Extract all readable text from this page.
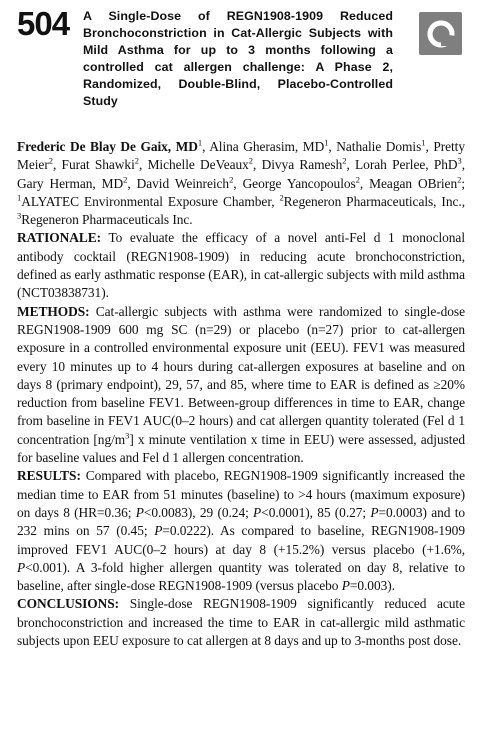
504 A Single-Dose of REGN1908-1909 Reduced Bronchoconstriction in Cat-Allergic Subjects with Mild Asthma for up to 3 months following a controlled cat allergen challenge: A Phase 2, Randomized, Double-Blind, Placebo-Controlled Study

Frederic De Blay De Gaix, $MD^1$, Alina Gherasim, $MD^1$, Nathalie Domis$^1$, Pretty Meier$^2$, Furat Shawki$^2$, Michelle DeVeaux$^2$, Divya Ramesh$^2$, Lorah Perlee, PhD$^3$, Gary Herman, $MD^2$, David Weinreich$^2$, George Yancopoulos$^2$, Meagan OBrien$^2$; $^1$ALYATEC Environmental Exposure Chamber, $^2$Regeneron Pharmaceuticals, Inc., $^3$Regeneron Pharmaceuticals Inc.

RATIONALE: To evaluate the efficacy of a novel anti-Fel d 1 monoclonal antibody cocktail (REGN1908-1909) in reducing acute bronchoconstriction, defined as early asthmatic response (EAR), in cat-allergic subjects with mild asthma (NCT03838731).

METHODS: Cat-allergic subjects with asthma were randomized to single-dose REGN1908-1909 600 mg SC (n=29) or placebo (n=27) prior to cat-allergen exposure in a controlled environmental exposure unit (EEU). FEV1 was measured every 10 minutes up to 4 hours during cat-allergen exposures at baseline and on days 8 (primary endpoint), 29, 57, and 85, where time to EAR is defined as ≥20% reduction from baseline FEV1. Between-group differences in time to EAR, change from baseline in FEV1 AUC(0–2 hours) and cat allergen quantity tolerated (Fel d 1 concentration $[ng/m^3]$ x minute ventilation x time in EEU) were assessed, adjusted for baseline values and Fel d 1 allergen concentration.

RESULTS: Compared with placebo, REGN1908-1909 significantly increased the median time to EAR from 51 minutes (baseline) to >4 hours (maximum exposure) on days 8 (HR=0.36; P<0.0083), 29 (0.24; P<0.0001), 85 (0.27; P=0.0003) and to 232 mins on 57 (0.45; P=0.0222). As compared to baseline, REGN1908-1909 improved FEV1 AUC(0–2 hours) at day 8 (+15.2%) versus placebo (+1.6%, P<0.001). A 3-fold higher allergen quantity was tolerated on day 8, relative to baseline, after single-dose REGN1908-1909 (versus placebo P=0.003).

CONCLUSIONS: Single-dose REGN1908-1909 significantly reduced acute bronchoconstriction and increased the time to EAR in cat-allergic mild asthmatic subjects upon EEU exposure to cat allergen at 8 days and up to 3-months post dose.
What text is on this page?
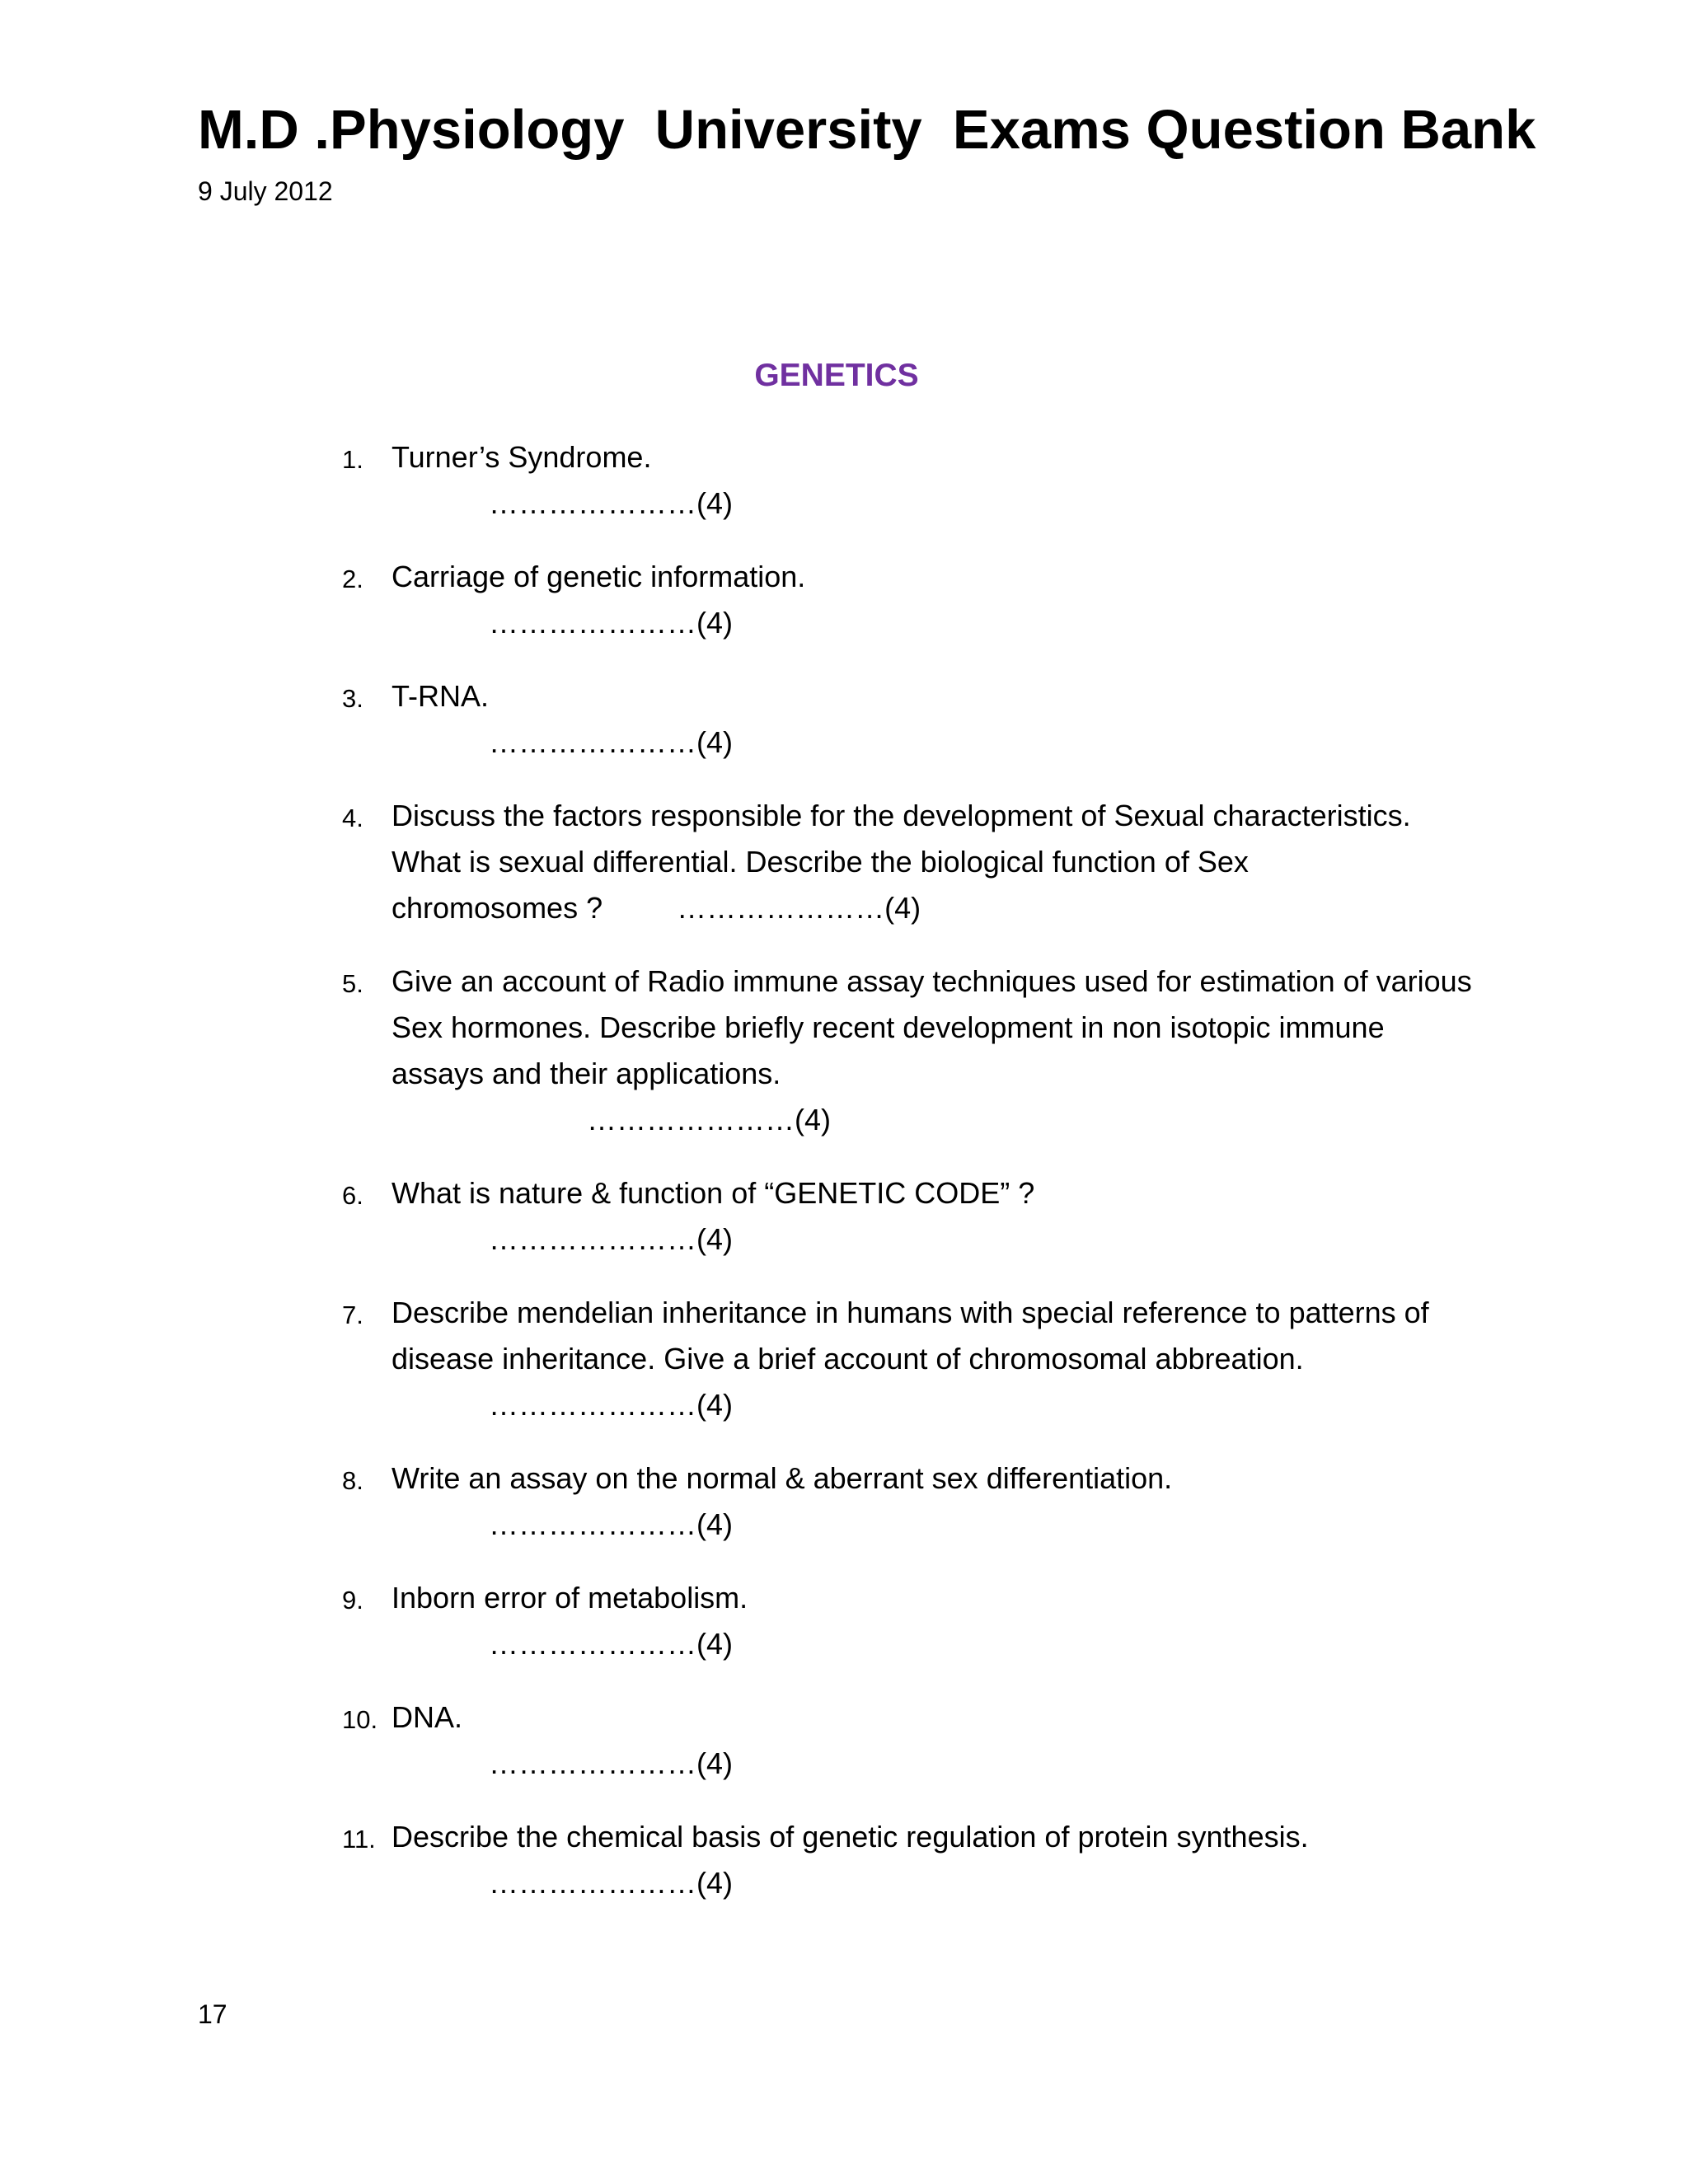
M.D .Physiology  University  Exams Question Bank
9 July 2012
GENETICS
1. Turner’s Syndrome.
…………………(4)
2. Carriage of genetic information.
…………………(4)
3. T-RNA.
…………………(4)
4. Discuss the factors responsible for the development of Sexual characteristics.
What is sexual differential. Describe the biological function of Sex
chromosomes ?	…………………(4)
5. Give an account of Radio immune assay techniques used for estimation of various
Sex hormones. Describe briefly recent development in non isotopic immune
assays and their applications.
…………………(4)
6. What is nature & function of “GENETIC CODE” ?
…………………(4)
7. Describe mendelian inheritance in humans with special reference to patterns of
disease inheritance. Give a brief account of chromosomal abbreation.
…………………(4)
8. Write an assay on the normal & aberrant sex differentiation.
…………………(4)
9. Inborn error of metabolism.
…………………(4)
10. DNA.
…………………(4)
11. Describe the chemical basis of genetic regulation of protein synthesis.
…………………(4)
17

(Work item):
Every line above should be returned exactly; the pictures stay out.

(Written solution):
Extract all readable text from this page.
504 A Single-Dose of REGN1908-1909 Reduced Bronchoconstriction in Cat-Allergic Subjects with Mild Asthma for up to 3 months following a controlled cat allergen challenge: A Phase 2, Randomized, Double-Blind, Placebo-Controlled Study

Frederic De Blay De Gaix, $MD^1$, Alina Gherasim, $MD^1$, Nathalie Domis$^1$, Pretty Meier$^2$, Furat Shawki$^2$, Michelle DeVeaux$^2$, Divya Ramesh$^2$, Lorah Perlee, PhD$^3$, Gary Herman, $MD^2$, David Weinreich$^2$, George Yancopoulos$^2$, Meagan OBrien$^2$; $^1$ALYATEC Environmental Exposure Chamber, $^2$Regeneron Pharmaceuticals, Inc., $^3$Regeneron Pharmaceuticals Inc.

RATIONALE: To evaluate the efficacy of a novel anti-Fel d 1 monoclonal antibody cocktail (REGN1908-1909) in reducing acute bronchoconstriction, defined as early asthmatic response (EAR), in cat-allergic subjects with mild asthma (NCT03838731).

METHODS: Cat-allergic subjects with asthma were randomized to single-dose REGN1908-1909 600 mg SC (n=29) or placebo (n=27) prior to cat-allergen exposure in a controlled environmental exposure unit (EEU). FEV1 was measured every 10 minutes up to 4 hours during cat-allergen exposures at baseline and on days 8 (primary endpoint), 29, 57, and 85, where time to EAR is defined as ≥20% reduction from baseline FEV1. Between-group differences in time to EAR, change from baseline in FEV1 AUC(0–2 hours) and cat allergen quantity tolerated (Fel d 1 concentration $[ng/m^3]$ x minute ventilation x time in EEU) were assessed, adjusted for baseline values and Fel d 1 allergen concentration.

RESULTS: Compared with placebo, REGN1908-1909 significantly increased the median time to EAR from 51 minutes (baseline) to >4 hours (maximum exposure) on days 8 (HR=0.36; P<0.0083), 29 (0.24; P<0.0001), 85 (0.27; P=0.0003) and to 232 mins on 57 (0.45; P=0.0222). As compared to baseline, REGN1908-1909 improved FEV1 AUC(0–2 hours) at day 8 (+15.2%) versus placebo (+1.6%, P<0.001). A 3-fold higher allergen quantity was tolerated on day 8, relative to baseline, after single-dose REGN1908-1909 (versus placebo P=0.003).

CONCLUSIONS: Single-dose REGN1908-1909 significantly reduced acute bronchoconstriction and increased the time to EAR in cat-allergic mild asthmatic subjects upon EEU exposure to cat allergen at 8 days and up to 3-months post dose.
What text is on this page?
M.D .Physiology  University  Exams Question Bank
9 July 2012
GENETICS
1. Turner’s Syndrome.
…………………(4)
2. Carriage of genetic information.
…………………(4)
3. T-RNA.
…………………(4)
4. Discuss the factors responsible for the development of Sexual characteristics.
What is sexual differential. Describe the biological function of Sex
chromosomes ?	…………………(4)
5. Give an account of Radio immune assay techniques used for estimation of various
Sex hormones. Describe briefly recent development in non isotopic immune
assays and their applications.
…………………(4)
6. What is nature & function of “GENETIC CODE” ?
…………………(4)
7. Describe mendelian inheritance in humans with special reference to patterns of
disease inheritance. Give a brief account of chromosomal abbreation.
…………………(4)
8. Write an assay on the normal & aberrant sex differentiation.
…………………(4)
9. Inborn error of metabolism.
…………………(4)
10. DNA.
…………………(4)
11. Describe the chemical basis of genetic regulation of protein synthesis.
…………………(4)
17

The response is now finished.